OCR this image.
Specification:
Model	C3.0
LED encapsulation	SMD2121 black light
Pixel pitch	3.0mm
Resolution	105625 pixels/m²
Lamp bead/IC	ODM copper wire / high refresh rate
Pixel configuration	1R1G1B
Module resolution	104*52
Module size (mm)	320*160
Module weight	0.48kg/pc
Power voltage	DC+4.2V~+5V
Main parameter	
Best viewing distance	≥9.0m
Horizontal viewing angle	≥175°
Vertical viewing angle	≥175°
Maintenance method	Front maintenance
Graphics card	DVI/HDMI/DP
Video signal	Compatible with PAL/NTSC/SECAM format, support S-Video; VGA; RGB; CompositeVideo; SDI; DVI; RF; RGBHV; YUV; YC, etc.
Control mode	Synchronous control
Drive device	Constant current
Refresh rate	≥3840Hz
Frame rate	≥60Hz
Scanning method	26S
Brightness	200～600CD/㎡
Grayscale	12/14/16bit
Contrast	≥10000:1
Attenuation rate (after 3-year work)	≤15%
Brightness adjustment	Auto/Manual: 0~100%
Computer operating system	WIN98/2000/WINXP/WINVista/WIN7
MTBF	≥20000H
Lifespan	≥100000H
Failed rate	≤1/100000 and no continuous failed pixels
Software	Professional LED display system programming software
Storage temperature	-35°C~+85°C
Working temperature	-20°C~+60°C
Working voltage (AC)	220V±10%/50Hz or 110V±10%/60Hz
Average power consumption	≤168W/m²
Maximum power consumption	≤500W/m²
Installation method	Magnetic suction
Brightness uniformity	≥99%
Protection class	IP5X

## DIRECTIONS FOR THIS TASK
Filter the listing above by the word "voltage"; copy each line that passes.

## ANSWER TO THE EXERCISE
Power voltage	DC+4.2V~+5V
Working voltage (AC)	220V±10%/50Hz or 110V±10%/60Hz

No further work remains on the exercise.